### EXERCISE DIRECTIONS
Pick out each line of the records that includes the string "screenshot", and copy it.

### DATA EXCERPTS

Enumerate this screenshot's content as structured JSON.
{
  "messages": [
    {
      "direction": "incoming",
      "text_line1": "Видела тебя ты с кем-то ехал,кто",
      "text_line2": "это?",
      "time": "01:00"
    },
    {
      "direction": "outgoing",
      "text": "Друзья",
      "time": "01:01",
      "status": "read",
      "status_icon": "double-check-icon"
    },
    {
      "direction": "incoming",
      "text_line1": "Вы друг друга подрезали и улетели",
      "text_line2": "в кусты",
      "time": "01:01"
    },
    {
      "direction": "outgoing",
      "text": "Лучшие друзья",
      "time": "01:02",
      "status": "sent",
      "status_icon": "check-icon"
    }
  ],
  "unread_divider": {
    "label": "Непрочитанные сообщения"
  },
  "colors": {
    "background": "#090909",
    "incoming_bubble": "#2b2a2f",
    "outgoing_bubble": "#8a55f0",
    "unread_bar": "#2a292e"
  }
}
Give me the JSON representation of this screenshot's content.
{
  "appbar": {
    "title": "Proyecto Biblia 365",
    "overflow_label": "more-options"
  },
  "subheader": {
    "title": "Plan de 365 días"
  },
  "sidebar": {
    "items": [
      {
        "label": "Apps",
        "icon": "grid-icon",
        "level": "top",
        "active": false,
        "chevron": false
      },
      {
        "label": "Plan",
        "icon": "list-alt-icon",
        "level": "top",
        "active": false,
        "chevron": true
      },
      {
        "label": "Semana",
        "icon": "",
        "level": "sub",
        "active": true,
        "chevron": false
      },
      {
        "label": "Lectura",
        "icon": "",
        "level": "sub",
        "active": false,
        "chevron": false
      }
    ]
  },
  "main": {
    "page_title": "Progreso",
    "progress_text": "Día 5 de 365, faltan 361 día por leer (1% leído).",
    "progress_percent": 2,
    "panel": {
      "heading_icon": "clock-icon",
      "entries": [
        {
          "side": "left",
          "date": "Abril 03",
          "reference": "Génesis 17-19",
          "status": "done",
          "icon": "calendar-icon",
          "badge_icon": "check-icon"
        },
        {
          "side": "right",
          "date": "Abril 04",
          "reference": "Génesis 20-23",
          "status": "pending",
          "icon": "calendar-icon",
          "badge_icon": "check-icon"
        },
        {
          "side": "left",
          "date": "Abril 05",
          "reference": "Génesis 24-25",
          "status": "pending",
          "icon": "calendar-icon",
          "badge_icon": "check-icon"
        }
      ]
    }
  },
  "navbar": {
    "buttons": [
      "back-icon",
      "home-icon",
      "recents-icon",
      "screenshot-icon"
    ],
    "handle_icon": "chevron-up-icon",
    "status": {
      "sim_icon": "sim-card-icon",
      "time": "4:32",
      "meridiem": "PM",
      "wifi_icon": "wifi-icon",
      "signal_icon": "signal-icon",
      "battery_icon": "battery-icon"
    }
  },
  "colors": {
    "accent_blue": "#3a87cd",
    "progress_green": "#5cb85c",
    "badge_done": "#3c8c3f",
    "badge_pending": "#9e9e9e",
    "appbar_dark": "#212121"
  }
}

### RESULT OF THE EXERCISE
Enumerate this screenshot's content as structured JSON.
Give me the JSON representation of this screenshot's content.
      "screenshot-icon"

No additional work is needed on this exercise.